In the data below, locate each line with the word "VIEW" and list it.

= = = =

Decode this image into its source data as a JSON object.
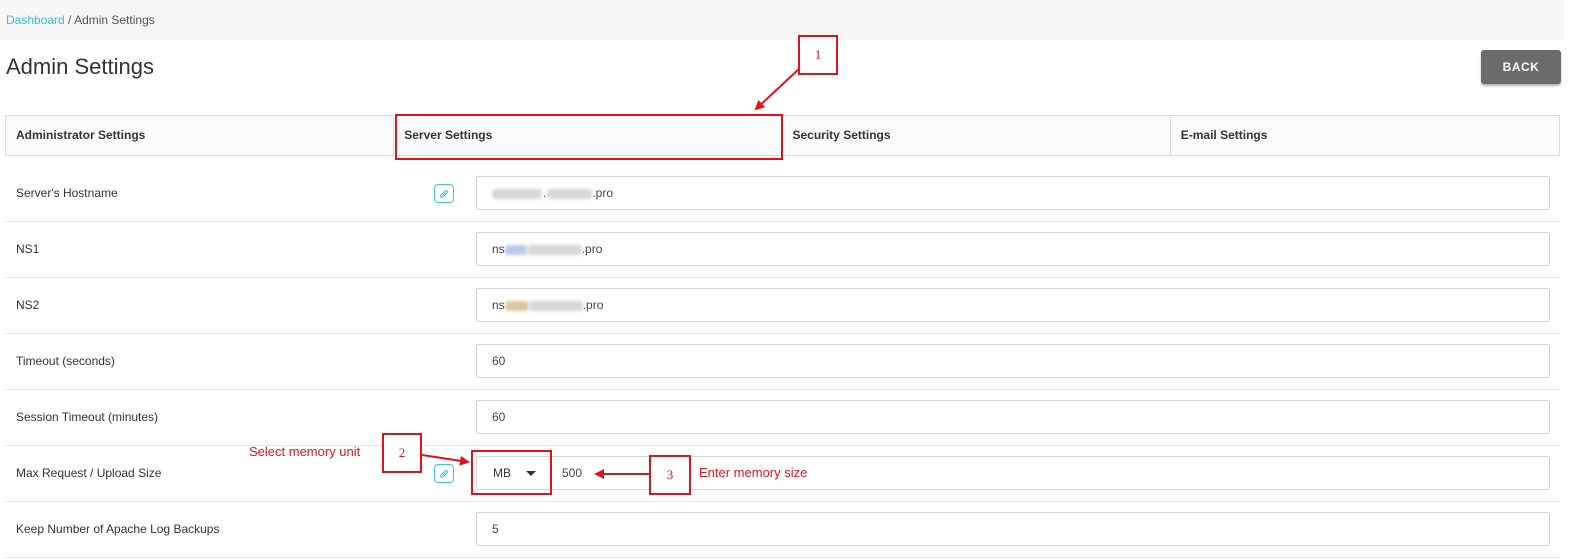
{
  "breadcrumb": {
    "link": "Dashboard",
    "separator": " / ",
    "current": "Admin Settings"
  },
  "page_title": "Admin Settings",
  "back_label": "BACK",
  "tabs": [
    {
      "label": "Administrator Settings"
    },
    {
      "label": "Server Settings"
    },
    {
      "label": "Security Settings"
    },
    {
      "label": "E-mail Settings"
    }
  ],
  "fields": {
    "hostname": {
      "label": "Server's Hostname",
      "value_suffix": ".pro"
    },
    "ns1": {
      "label": "NS1",
      "value_prefix": "ns",
      "value_suffix": ".pro"
    },
    "ns2": {
      "label": "NS2",
      "value_prefix": "ns",
      "value_suffix": ".pro"
    },
    "timeout": {
      "label": "Timeout (seconds)",
      "value": "60"
    },
    "session_timeout": {
      "label": "Session Timeout (minutes)",
      "value": "60"
    },
    "max_request": {
      "label": "Max Request / Upload Size",
      "unit": "MB",
      "value": "500"
    },
    "log_backups": {
      "label": "Keep Number of Apache Log Backups",
      "value": "5"
    }
  },
  "annotations": {
    "n1": "1",
    "n2": "2",
    "n3": "3",
    "select_memory_unit": "Select memory unit",
    "enter_memory_size": "Enter memory size",
    "color": "#e0131d"
  },
  "icons": {
    "link": "link-icon",
    "caret": "caret-down-icon"
  }
}
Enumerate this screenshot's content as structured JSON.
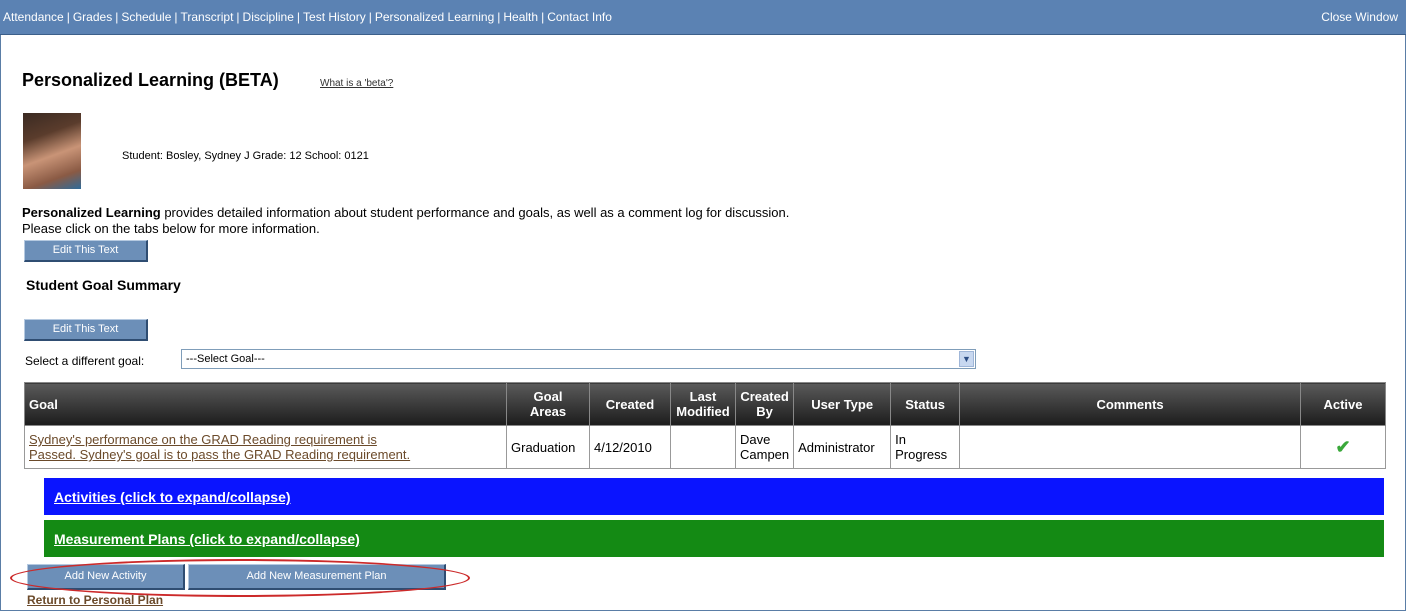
{
  "nav": {
    "items": [
      {
        "label": "Attendance"
      },
      {
        "label": "Grades"
      },
      {
        "label": "Schedule"
      },
      {
        "label": "Transcript"
      },
      {
        "label": "Discipline"
      },
      {
        "label": "Test History"
      },
      {
        "label": "Personalized Learning"
      },
      {
        "label": "Health"
      },
      {
        "label": "Contact Info"
      }
    ],
    "close": "Close Window"
  },
  "page": {
    "title": "Personalized Learning (BETA)",
    "beta_link": "What is a 'beta'?",
    "student_info": "Student: Bosley, Sydney J Grade: 12 School: 0121",
    "intro_bold": "Personalized Learning",
    "intro_rest": " provides detailed information about student performance and goals, as well as a comment log for discussion.",
    "intro_line2": "Please click on the tabs below for more information.",
    "edit_label": "Edit This Text",
    "summary_heading": "Student Goal Summary",
    "select_label": "Select a different goal:",
    "select_value": "---Select Goal---"
  },
  "table": {
    "headers": {
      "goal": "Goal",
      "areas_1": "Goal",
      "areas_2": "Areas",
      "created": "Created",
      "modified_1": "Last",
      "modified_2": "Modified",
      "createdby_1": "Created",
      "createdby_2": "By",
      "usertype": "User Type",
      "status": "Status",
      "comments": "Comments",
      "active": "Active"
    },
    "row": {
      "goal_1": "Sydney's performance on the GRAD Reading requirement is",
      "goal_2": "Passed. Sydney's goal is to pass the GRAD Reading requirement.",
      "areas": "Graduation",
      "created": "4/12/2010",
      "modified": "",
      "createdby_1": "Dave",
      "createdby_2": "Campen",
      "usertype": "Administrator",
      "status_1": "In",
      "status_2": "Progress",
      "comments": "",
      "active_icon": "checkmark-icon",
      "active_glyph": "✔"
    }
  },
  "sections": {
    "activities": "Activities (click to expand/collapse)",
    "measurement": "Measurement Plans (click to expand/collapse)"
  },
  "buttons": {
    "add_activity": "Add New Activity",
    "add_measurement": "Add New Measurement Plan"
  },
  "footer": {
    "return": "Return to Personal Plan"
  },
  "colors": {
    "nav_bg": "#5b82b3",
    "activities_bar": "#0a14ff",
    "measurement_bar": "#148a14",
    "highlight_oval": "#cc2a2a"
  }
}
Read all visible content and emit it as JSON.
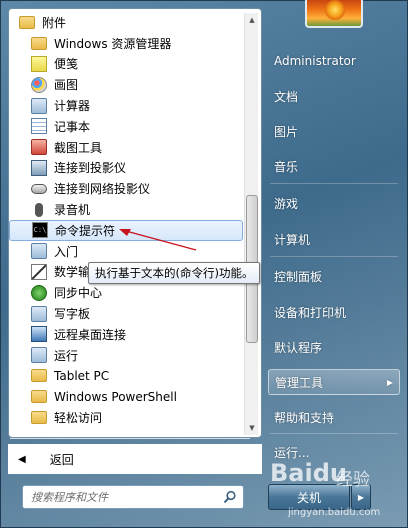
{
  "left_panel": {
    "root_folder": "附件",
    "items": [
      {
        "label": "Windows 资源管理器",
        "icon": "explorer-icon"
      },
      {
        "label": "便笺",
        "icon": "sticky-notes-icon"
      },
      {
        "label": "画图",
        "icon": "paint-icon"
      },
      {
        "label": "计算器",
        "icon": "calculator-icon"
      },
      {
        "label": "记事本",
        "icon": "notepad-icon"
      },
      {
        "label": "截图工具",
        "icon": "snipping-tool-icon"
      },
      {
        "label": "连接到投影仪",
        "icon": "projector-icon"
      },
      {
        "label": "连接到网络投影仪",
        "icon": "network-projector-icon"
      },
      {
        "label": "录音机",
        "icon": "microphone-icon"
      },
      {
        "label": "命令提示符",
        "icon": "command-prompt-icon"
      },
      {
        "label": "入门",
        "icon": "getting-started-icon"
      },
      {
        "label": "数学输入面板",
        "icon": "math-input-icon"
      },
      {
        "label": "同步中心",
        "icon": "sync-center-icon"
      },
      {
        "label": "写字板",
        "icon": "wordpad-icon"
      },
      {
        "label": "远程桌面连接",
        "icon": "remote-desktop-icon"
      },
      {
        "label": "运行",
        "icon": "run-icon"
      }
    ],
    "folders": [
      {
        "label": "Tablet PC",
        "icon": "folder-icon"
      },
      {
        "label": "Windows PowerShell",
        "icon": "folder-icon"
      },
      {
        "label": "轻松访问",
        "icon": "folder-icon"
      }
    ],
    "back_label": "返回",
    "tooltip": "执行基于文本的(命令行)功能。"
  },
  "search": {
    "placeholder": "搜索程序和文件"
  },
  "right_panel": {
    "items": [
      {
        "label": "Administrator"
      },
      {
        "label": "文档"
      },
      {
        "label": "图片"
      },
      {
        "label": "音乐"
      },
      {
        "label": "游戏"
      },
      {
        "label": "计算机"
      },
      {
        "label": "控制面板"
      },
      {
        "label": "设备和打印机"
      },
      {
        "label": "默认程序"
      },
      {
        "label": "管理工具"
      },
      {
        "label": "帮助和支持"
      },
      {
        "label": "运行..."
      }
    ],
    "shutdown_label": "关机"
  },
  "watermark": {
    "logo": "Baidu",
    "cn": "经验",
    "url": "jingyan.baidu.com"
  },
  "colors": {
    "highlight_border": "#84acdd",
    "annotation_arrow": "#c8141e",
    "menu_glass": "#4a7797"
  }
}
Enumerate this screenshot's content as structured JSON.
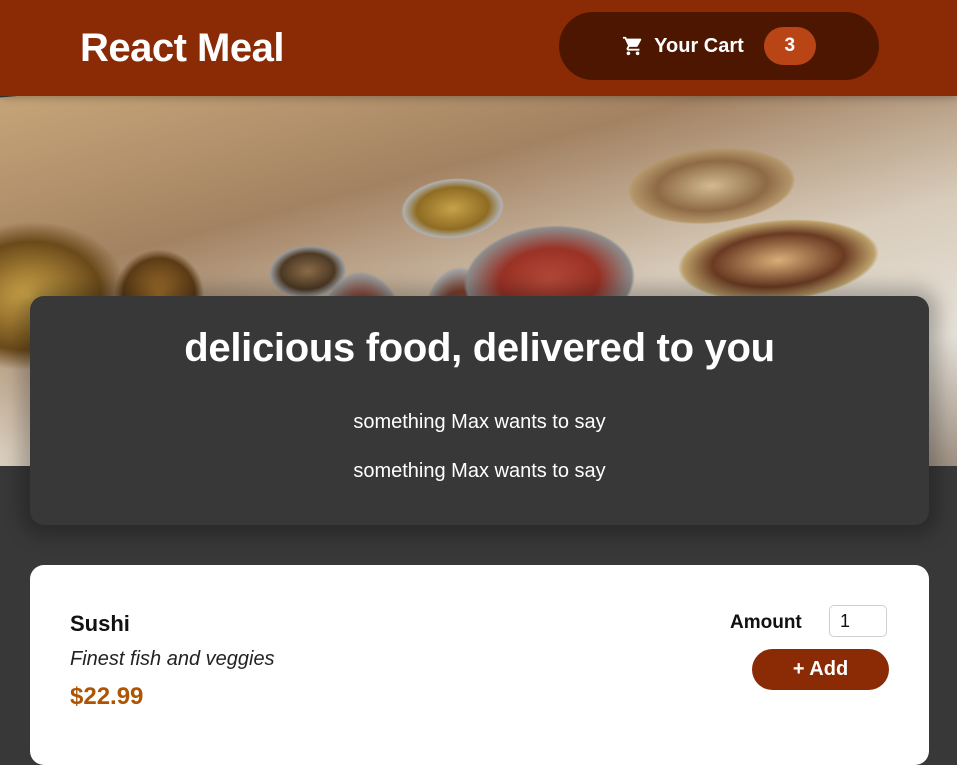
{
  "header": {
    "title": "React Meal",
    "cart": {
      "label": "Your Cart",
      "count": "3",
      "icon": "cart-icon"
    }
  },
  "hero": {
    "image": "buffet-table-food-photo"
  },
  "summary": {
    "title": "delicious food, delivered to you",
    "paragraphs": [
      "something Max wants to say",
      "something Max wants to say"
    ]
  },
  "meals": [
    {
      "name": "Sushi",
      "description": "Finest fish and veggies",
      "price": "$22.99",
      "amount_label": "Amount",
      "amount_value": "1",
      "add_label": "+ Add"
    }
  ],
  "colors": {
    "header_bg": "#8a2b06",
    "cart_button_bg": "#4d1601",
    "badge_bg": "#b94517",
    "page_bg": "#383838",
    "price": "#ad5502"
  }
}
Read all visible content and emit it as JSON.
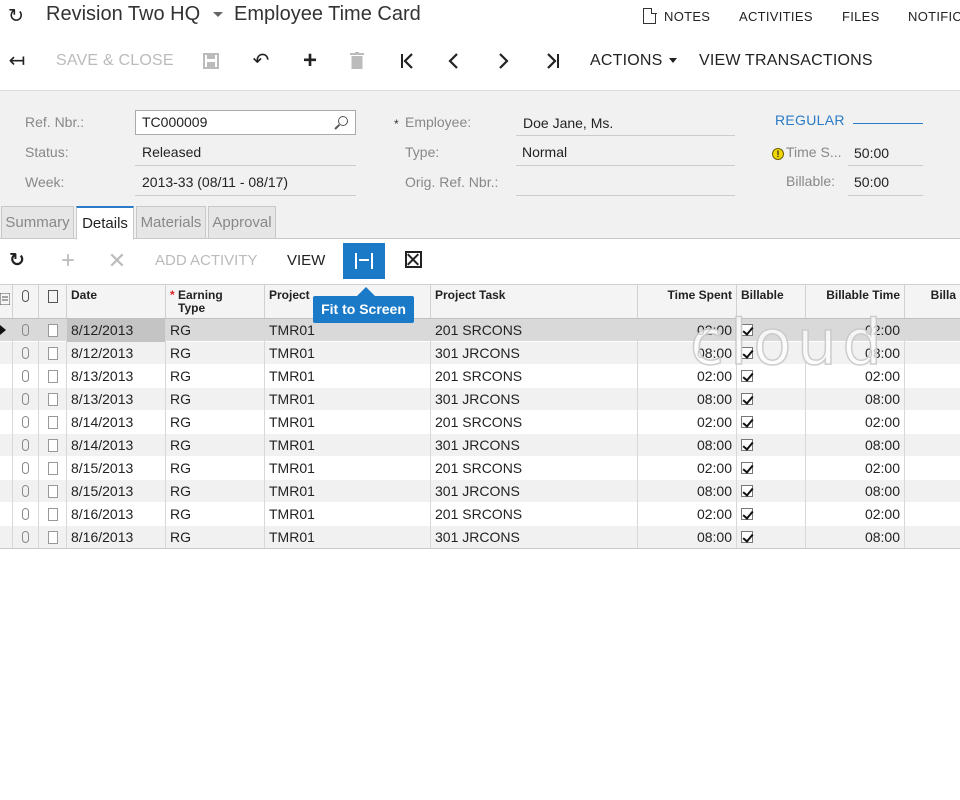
{
  "header": {
    "company": "Revision Two HQ",
    "screen_title": "Employee Time Card",
    "links": [
      "NOTES",
      "ACTIVITIES",
      "FILES",
      "NOTIFIC"
    ]
  },
  "toolbar": {
    "save_close": "SAVE & CLOSE",
    "actions": "ACTIONS",
    "view_transactions": "VIEW TRANSACTIONS"
  },
  "form": {
    "ref_nbr_label": "Ref. Nbr.:",
    "ref_nbr_value": "TC000009",
    "status_label": "Status:",
    "status_value": "Released",
    "week_label": "Week:",
    "week_value": "2013-33 (08/11 - 08/17)",
    "employee_label": "Employee:",
    "employee_value": "Doe Jane, Ms.",
    "type_label": "Type:",
    "type_value": "Normal",
    "orig_ref_label": "Orig. Ref. Nbr.:",
    "orig_ref_value": "",
    "regular_label": "REGULAR",
    "time_spent_label": "Time S...",
    "time_spent_value": "50:00",
    "billable_label": "Billable:",
    "billable_value": "50:00"
  },
  "tabs": [
    "Summary",
    "Details",
    "Materials",
    "Approval"
  ],
  "grid_toolbar": {
    "add_activity": "ADD ACTIVITY",
    "view": "VIEW",
    "tooltip": "Fit to Screen"
  },
  "grid": {
    "headers": {
      "date": "Date",
      "earning_type_1": "Earning",
      "earning_type_2": "Type",
      "project": "Project",
      "project_task": "Project Task",
      "time_spent": "Time Spent",
      "billable": "Billable",
      "billable_time": "Billable Time",
      "billable_ot": "Billa"
    },
    "rows": [
      {
        "date": "8/12/2013",
        "earning": "RG",
        "project": "TMR01",
        "task": "201 SRCONS",
        "time_spent": "02:00",
        "billable": true,
        "billable_time": "02:00"
      },
      {
        "date": "8/12/2013",
        "earning": "RG",
        "project": "TMR01",
        "task": "301 JRCONS",
        "time_spent": "08:00",
        "billable": true,
        "billable_time": "08:00"
      },
      {
        "date": "8/13/2013",
        "earning": "RG",
        "project": "TMR01",
        "task": "201 SRCONS",
        "time_spent": "02:00",
        "billable": true,
        "billable_time": "02:00"
      },
      {
        "date": "8/13/2013",
        "earning": "RG",
        "project": "TMR01",
        "task": "301 JRCONS",
        "time_spent": "08:00",
        "billable": true,
        "billable_time": "08:00"
      },
      {
        "date": "8/14/2013",
        "earning": "RG",
        "project": "TMR01",
        "task": "201 SRCONS",
        "time_spent": "02:00",
        "billable": true,
        "billable_time": "02:00"
      },
      {
        "date": "8/14/2013",
        "earning": "RG",
        "project": "TMR01",
        "task": "301 JRCONS",
        "time_spent": "08:00",
        "billable": true,
        "billable_time": "08:00"
      },
      {
        "date": "8/15/2013",
        "earning": "RG",
        "project": "TMR01",
        "task": "201 SRCONS",
        "time_spent": "02:00",
        "billable": true,
        "billable_time": "02:00"
      },
      {
        "date": "8/15/2013",
        "earning": "RG",
        "project": "TMR01",
        "task": "301 JRCONS",
        "time_spent": "08:00",
        "billable": true,
        "billable_time": "08:00"
      },
      {
        "date": "8/16/2013",
        "earning": "RG",
        "project": "TMR01",
        "task": "201 SRCONS",
        "time_spent": "02:00",
        "billable": true,
        "billable_time": "02:00"
      },
      {
        "date": "8/16/2013",
        "earning": "RG",
        "project": "TMR01",
        "task": "301 JRCONS",
        "time_spent": "08:00",
        "billable": true,
        "billable_time": "08:00"
      }
    ]
  },
  "watermark": "cloud",
  "colors": {
    "accent": "#1a7ac8",
    "link": "#2a7cc7",
    "panel": "#f1f1f1"
  }
}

= = = =

Response to the exercise ->
    "view_transactions": "VIEW TRANSACTIONS"
    "view": "VIEW",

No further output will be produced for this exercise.